### Work to complete
1) List everything the SokoSolve page says Sokoban-tinkering has given its author.
2) Repeat the SokoSolve page word for word, starting with "This was my" and going on through "any real usage.".
3) Write the next part of the SokoSolve page, picking up after its last sentence.
***** Source extract *****
SokoSolve: Sokoban Game and Solver

I have been intermittently working on Sokoban for years. It is fun to return every couple of years and breath some life back into it.

Sokoban solving is a interesting domain with very simple rules but with a search complexity comparible to Chess.

Sokoban-tinkering has been a good friend for at least 15 years. It has been a playground for breaking-in the latest C# language features. It provided me with welcome distraction while I nursed my mother during her cancer. It allowed me to learn about hi-performance techniques and deepend my comp-sci knowledge.

  • SouceForge (Dec-2007) The original project. Now legacy reference.
  • GitHub (Sep-2015) updated and moved to GitHub

The SourceForge Years (2007..2015)

This was my first dip into the open-source world. I wanted to explorer the solver, but also to build a user-base -- for which I need a game client and library. I moved onto other things before it got any real usage.
***** Given records *****
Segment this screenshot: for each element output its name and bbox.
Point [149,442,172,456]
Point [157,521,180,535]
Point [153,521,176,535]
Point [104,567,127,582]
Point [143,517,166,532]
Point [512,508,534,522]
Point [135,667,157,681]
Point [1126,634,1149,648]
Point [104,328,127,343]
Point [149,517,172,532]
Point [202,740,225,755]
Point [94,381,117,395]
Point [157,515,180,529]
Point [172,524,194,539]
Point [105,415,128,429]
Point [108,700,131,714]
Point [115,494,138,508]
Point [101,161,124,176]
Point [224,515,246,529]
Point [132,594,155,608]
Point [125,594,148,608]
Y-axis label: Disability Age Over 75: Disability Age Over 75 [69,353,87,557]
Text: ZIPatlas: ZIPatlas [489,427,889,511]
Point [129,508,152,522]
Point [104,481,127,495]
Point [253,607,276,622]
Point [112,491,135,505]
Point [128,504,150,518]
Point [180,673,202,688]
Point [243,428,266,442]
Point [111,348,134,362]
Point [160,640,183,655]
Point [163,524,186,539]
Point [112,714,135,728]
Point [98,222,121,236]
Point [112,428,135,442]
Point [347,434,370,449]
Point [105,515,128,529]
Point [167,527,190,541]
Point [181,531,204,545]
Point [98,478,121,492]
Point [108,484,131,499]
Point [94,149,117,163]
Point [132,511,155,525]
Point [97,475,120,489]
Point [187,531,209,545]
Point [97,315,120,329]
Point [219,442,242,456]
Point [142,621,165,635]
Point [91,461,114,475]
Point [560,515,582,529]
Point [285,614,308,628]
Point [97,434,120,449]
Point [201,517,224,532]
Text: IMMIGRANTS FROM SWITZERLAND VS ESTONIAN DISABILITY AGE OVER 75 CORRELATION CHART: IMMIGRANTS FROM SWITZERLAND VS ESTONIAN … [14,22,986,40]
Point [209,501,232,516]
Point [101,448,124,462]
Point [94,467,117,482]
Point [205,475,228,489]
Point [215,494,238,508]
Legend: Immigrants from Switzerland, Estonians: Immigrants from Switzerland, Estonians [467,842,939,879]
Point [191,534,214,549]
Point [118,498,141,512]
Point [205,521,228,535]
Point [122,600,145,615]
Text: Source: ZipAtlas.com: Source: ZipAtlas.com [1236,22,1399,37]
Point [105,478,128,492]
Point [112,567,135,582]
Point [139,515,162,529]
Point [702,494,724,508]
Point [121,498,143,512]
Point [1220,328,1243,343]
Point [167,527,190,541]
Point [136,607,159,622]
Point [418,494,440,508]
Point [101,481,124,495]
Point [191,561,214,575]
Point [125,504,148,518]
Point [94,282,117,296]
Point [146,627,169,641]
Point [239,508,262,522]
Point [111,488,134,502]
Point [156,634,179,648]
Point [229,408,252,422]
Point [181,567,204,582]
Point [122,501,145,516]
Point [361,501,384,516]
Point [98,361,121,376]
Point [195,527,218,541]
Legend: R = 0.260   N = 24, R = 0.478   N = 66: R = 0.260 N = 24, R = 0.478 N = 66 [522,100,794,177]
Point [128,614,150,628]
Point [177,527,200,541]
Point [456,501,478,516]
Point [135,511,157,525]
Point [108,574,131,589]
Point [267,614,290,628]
*****
### Numbered answers
1)
- A playground for breaking in the latest C# language features
- A welcome distraction while the author nursed their mother during her cancer
- A way to learn about high-performance techniques
- Deeper computer-science knowledge

2)
This was my first dip into the open-source world. I wanted to explorer the solver, but also to build a user-base -- for which I need a game client and library. I moved onto other things before it got any real usage.

3)
Game Client

Solver Graphs

Another beginning on GitHub (2015..present)

I dropped the game client and library - the whole user interface; and focussed instead on a modernised commandline-only solver. This involved real research in high-performance techniques, including:

  • Multi-threading saturation
  • Memory usage optimiations
  • Lock-less techniques

A confession: at the moment, I am not really interested in direclty solving more puzzles with more advanced algorythims (like ML, etc). Rather, I really want to understand the performance characteristics of the current brute-force implementation. My focus is to build a deep understanding of the low-level performance optimisation techniques.